DATA ROWS:

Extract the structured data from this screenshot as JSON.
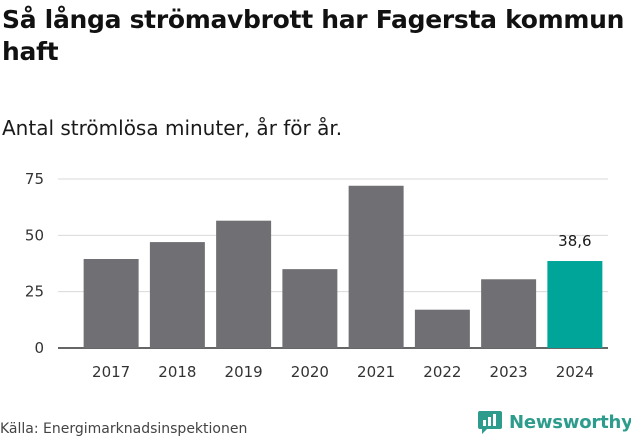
{
  "header": {
    "title": "Så långa strömavbrott har Fagersta kommun haft",
    "subtitle": "Antal strömlösa minuter, år för år."
  },
  "footer": {
    "source": "Källa: Energimarknadsinspektionen",
    "brand": "Newsworthy"
  },
  "colors": {
    "bar": "#706f73",
    "highlight": "#00a59a",
    "grid": "#d9d9d9",
    "axis": "#333333",
    "brand": "#2d9c8c"
  },
  "chart_data": {
    "type": "bar",
    "title": "Så långa strömavbrott har Fagersta kommun haft",
    "subtitle": "Antal strömlösa minuter, år för år.",
    "xlabel": "",
    "ylabel": "",
    "categories": [
      "2017",
      "2018",
      "2019",
      "2020",
      "2021",
      "2022",
      "2023",
      "2024"
    ],
    "values": [
      39.5,
      47,
      56.5,
      35,
      72,
      17,
      30.5,
      38.6
    ],
    "highlight_index": 7,
    "data_labels": [
      {
        "index": 7,
        "text": "38,6"
      }
    ],
    "yticks": [
      0,
      25,
      50,
      75
    ],
    "ylim": [
      0,
      75
    ],
    "grid": true,
    "legend": "none"
  }
}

TASK OBJECTIVE: State how many lines of the records hold the string "Antal", and nothing else.

THE RESPONSE: 2